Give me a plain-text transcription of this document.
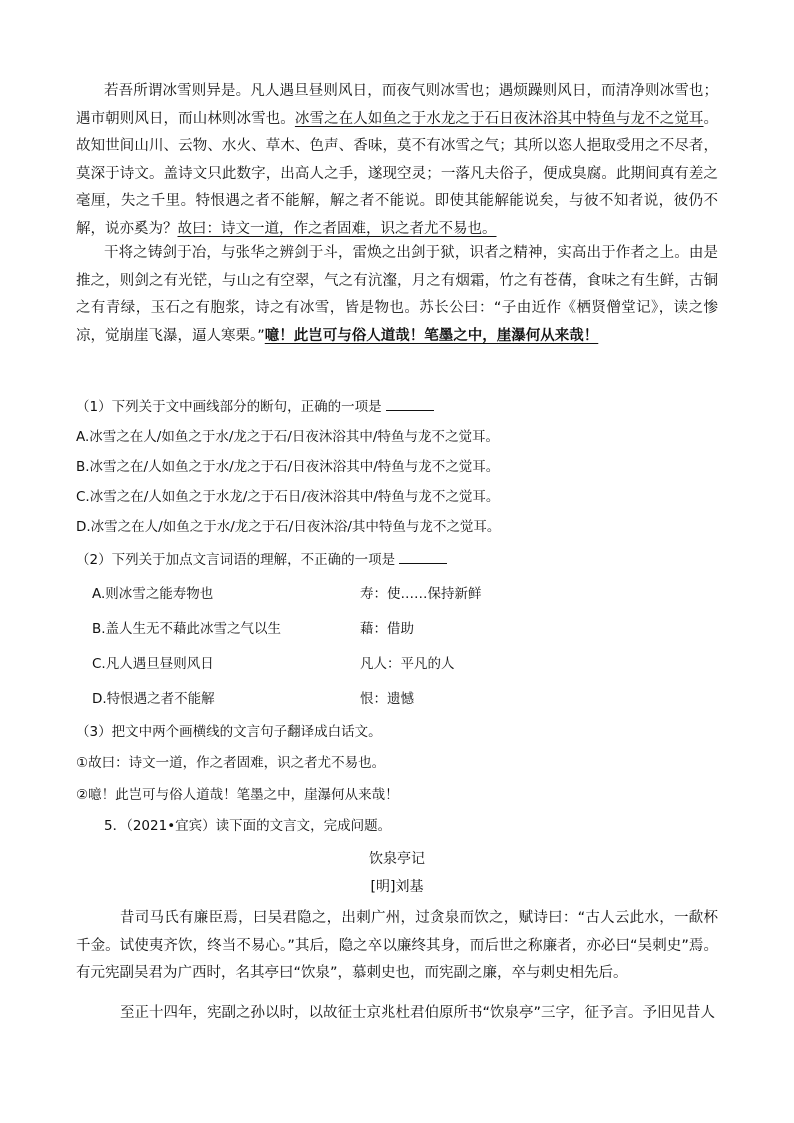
若吾所谓冰雪则异是。凡人遇旦昼则风日，而夜气则冰雪也；遇烦躁则风日，而清净则冰雪也；遇市朝则风日，而山林则冰雪也。冰雪之在人如鱼之于水龙之于石日夜沐浴其中特鱼与龙不之觉耳。故知世间山川、云物、水火、草木、色声、香味，莫不有冰雪之气；其所以恣人挹取受用之不尽者，莫深于诗文。盖诗文只此数字，出高人之手，遂现空灵；一落凡夫俗子，便成臭腐。此期间真有差之毫厘，失之千里。特恨遇之者不能解，解之者不能说。即使其能解能说矣，与彼不知者说，彼仍不解，说亦奚为？故曰：诗文一道，作之者固难，识之者尤不易也。

干将之铸剑于冶，与张华之辨剑于斗，雷焕之出剑于狱，识者之精神，实高出于作者之上。由是推之，则剑之有光铓，与山之有空翠，气之有沆瀣，月之有烟霜，竹之有苍蒨，食味之有生鲜，古铜之有青绿，玉石之有胞浆，诗之有冰雪，皆是物也。苏长公曰：“子由近作《栖贤僧堂记》，读之惨凉，觉崩崖飞瀑，逼人寒栗。”噫！此岂可与俗人道哉！笔墨之中，崖瀑何从来哉！

（1）下列关于文中画线部分的断句，正确的一项是

A.冰雪之在人/如鱼之于水/龙之于石/日夜沐浴其中/特鱼与龙不之觉耳。

B.冰雪之在/人如鱼之于水/龙之于石/日夜沐浴其中/特鱼与龙不之觉耳。

C.冰雪之在/人如鱼之于水龙/之于石日/夜沐浴其中/特鱼与龙不之觉耳。

D.冰雪之在人/如鱼之于水/龙之于石/日夜沐浴/其中特鱼与龙不之觉耳。

（2）下列关于加点文言词语的理解，不正确的一项是

A.则冰雪之能寿物也	寿：使……保持新鲜

B.盖人生无不藉此冰雪之气以生	藉：借助

C.凡人遇旦昼则风日	凡人：平凡的人

D.特恨遇之者不能解	恨：遗憾

（3）把文中两个画横线的文言句子翻译成白话文。

①故曰：诗文一道，作之者固难，识之者尤不易也。

②噫！此岂可与俗人道哉！笔墨之中，崖瀑何从来哉！

5．（2021•宜宾）读下面的文言文，完成问题。

饮泉亭记

[明]刘基

昔司马氏有廉臣焉，曰吴君隐之，出刺广州，过贪泉而饮之，赋诗曰：“古人云此水，一歃杯千金。试使夷齐饮，终当不易心。”其后，隐之卒以廉终其身，而后世之称廉者，亦必曰“吴刺史”焉。有元宪副吴君为广西时，名其亭曰“饮泉”，慕刺史也，而宪副之廉，卒与刺史相先后。

至正十四年，宪副之孙以时，以故征士京兆杜君伯原所书“饮泉亭”三字，征予言。予旧见昔人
§ §
Leave out the pictures and transcribe the entries above exactly.

Give me a plain-text transcription of this document.
若吾所谓冰雪则异是。凡人遇旦昼则风日，而夜气则冰雪也；遇烦躁则风日，而清净则冰雪也；遇市朝则风日，而山林则冰雪也。冰雪之在人如鱼之于水龙之于石日夜沐浴其中特鱼与龙不之觉耳。故知世间山川、云物、水火、草木、色声、香味，莫不有冰雪之气；其所以恣人挹取受用之不尽者，莫深于诗文。盖诗文只此数字，出高人之手，遂现空灵；一落凡夫俗子，便成臭腐。此期间真有差之毫厘，失之千里。特恨遇之者不能解，解之者不能说。即使其能解能说矣，与彼不知者说，彼仍不解，说亦奚为？故曰：诗文一道，作之者固难，识之者尤不易也。

干将之铸剑于冶，与张华之辨剑于斗，雷焕之出剑于狱，识者之精神，实高出于作者之上。由是推之，则剑之有光铓，与山之有空翠，气之有沆瀣，月之有烟霜，竹之有苍蒨，食味之有生鲜，古铜之有青绿，玉石之有胞浆，诗之有冰雪，皆是物也。苏长公曰：“子由近作《栖贤僧堂记》，读之惨凉，觉崩崖飞瀑，逼人寒栗。”噫！此岂可与俗人道哉！笔墨之中，崖瀑何从来哉！

（1）下列关于文中画线部分的断句，正确的一项是

A.冰雪之在人/如鱼之于水/龙之于石/日夜沐浴其中/特鱼与龙不之觉耳。

B.冰雪之在/人如鱼之于水/龙之于石/日夜沐浴其中/特鱼与龙不之觉耳。

C.冰雪之在/人如鱼之于水龙/之于石日/夜沐浴其中/特鱼与龙不之觉耳。

D.冰雪之在人/如鱼之于水/龙之于石/日夜沐浴/其中特鱼与龙不之觉耳。

（2）下列关于加点文言词语的理解，不正确的一项是

A.则冰雪之能寿物也	寿：使……保持新鲜

B.盖人生无不藉此冰雪之气以生	藉：借助

C.凡人遇旦昼则风日	凡人：平凡的人

D.特恨遇之者不能解	恨：遗憾

（3）把文中两个画横线的文言句子翻译成白话文。

①故曰：诗文一道，作之者固难，识之者尤不易也。

②噫！此岂可与俗人道哉！笔墨之中，崖瀑何从来哉！

5．（2021•宜宾）读下面的文言文，完成问题。

饮泉亭记

[明]刘基

昔司马氏有廉臣焉，曰吴君隐之，出刺广州，过贪泉而饮之，赋诗曰：“古人云此水，一歃杯千金。试使夷齐饮，终当不易心。”其后，隐之卒以廉终其身，而后世之称廉者，亦必曰“吴刺史”焉。有元宪副吴君为广西时，名其亭曰“饮泉”，慕刺史也，而宪副之廉，卒与刺史相先后。

至正十四年，宪副之孙以时，以故征士京兆杜君伯原所书“饮泉亭”三字，征予言。予旧见昔人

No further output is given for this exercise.